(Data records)
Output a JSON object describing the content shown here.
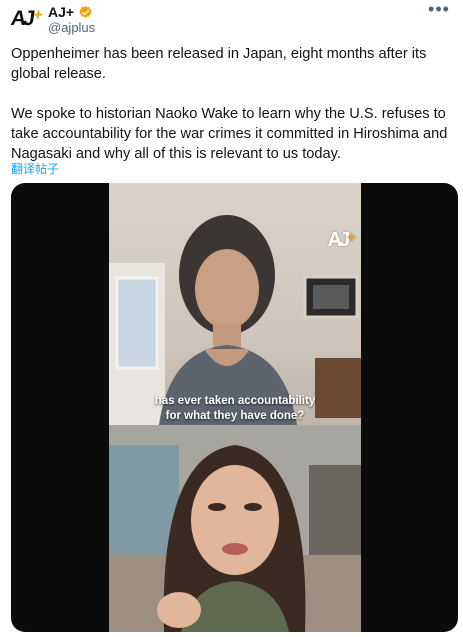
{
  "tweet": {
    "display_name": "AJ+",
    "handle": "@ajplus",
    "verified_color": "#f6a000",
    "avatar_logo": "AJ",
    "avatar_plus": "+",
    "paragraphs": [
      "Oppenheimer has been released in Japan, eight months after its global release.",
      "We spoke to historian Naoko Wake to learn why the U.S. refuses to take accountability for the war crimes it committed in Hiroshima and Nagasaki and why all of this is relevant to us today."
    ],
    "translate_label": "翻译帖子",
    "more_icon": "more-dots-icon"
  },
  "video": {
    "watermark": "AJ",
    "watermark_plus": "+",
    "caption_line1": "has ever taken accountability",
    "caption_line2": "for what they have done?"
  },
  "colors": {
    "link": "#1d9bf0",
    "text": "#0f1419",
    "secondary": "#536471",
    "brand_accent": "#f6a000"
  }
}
--
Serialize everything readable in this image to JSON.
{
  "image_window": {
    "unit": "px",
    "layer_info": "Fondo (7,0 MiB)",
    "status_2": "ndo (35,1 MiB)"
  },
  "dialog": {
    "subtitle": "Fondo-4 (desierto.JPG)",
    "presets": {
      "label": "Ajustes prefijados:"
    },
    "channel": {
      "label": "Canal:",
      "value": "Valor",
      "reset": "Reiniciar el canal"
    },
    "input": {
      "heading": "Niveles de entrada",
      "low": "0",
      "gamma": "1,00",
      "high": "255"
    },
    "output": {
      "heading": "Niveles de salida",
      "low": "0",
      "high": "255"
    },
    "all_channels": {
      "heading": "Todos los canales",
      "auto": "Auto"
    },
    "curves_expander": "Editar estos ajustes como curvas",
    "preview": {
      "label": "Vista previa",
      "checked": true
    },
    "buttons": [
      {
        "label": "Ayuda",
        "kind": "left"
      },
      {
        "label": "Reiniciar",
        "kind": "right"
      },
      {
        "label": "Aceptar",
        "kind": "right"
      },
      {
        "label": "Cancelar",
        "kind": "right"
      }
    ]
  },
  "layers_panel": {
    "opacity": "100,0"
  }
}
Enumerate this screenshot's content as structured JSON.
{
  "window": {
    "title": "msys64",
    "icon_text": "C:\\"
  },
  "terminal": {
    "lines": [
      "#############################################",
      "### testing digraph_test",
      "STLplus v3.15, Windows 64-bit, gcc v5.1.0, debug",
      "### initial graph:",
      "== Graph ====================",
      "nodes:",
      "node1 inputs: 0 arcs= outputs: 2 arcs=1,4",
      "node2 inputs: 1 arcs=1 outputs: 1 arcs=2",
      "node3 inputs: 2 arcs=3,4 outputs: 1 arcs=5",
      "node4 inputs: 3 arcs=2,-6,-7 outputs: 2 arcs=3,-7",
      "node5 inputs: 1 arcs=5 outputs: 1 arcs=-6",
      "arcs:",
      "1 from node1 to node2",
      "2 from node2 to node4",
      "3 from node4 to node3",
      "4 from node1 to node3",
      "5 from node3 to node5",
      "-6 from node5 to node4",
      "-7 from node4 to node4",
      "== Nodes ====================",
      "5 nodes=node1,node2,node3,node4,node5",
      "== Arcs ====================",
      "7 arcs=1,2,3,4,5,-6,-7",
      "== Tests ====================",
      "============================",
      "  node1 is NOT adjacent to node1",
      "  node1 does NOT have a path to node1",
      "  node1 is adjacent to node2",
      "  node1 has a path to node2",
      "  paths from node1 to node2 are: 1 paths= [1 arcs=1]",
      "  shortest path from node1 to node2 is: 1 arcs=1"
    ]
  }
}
* * *
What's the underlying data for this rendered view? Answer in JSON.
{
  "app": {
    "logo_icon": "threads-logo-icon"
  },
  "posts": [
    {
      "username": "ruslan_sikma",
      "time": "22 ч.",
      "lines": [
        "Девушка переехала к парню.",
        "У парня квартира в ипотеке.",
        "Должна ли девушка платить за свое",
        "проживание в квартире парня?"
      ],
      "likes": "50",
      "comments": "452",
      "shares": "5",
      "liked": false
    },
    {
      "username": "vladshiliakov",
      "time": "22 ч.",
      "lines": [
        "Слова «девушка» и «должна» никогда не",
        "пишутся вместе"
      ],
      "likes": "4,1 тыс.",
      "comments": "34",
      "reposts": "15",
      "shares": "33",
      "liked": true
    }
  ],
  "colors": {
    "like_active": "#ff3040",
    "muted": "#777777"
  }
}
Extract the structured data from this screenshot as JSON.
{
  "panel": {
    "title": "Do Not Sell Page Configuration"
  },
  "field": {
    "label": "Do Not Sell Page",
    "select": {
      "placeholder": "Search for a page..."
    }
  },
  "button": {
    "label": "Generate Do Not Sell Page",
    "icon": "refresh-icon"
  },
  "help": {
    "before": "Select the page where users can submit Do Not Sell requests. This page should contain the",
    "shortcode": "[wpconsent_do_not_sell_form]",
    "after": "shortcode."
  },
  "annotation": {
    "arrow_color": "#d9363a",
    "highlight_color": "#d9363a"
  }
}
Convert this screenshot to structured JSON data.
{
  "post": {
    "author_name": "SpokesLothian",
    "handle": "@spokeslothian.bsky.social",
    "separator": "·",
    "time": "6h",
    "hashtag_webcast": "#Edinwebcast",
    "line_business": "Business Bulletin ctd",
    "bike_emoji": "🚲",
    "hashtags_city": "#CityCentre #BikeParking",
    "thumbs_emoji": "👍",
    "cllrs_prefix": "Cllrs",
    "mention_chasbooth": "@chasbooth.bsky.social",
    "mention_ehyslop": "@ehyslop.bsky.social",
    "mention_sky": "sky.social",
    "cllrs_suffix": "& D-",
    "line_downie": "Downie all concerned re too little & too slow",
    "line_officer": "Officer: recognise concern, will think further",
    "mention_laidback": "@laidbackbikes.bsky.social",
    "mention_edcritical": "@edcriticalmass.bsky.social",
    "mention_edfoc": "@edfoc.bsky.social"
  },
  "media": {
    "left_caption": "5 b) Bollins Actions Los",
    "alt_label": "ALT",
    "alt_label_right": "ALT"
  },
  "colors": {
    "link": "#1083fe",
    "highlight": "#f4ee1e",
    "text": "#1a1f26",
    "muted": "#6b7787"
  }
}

■ THE TASK
Pull out every line containing "content".

■ EXERCISE SOLUTION
Output a JSON object describing the content shown here.
Enumerate this screenshot's content as structured JSON.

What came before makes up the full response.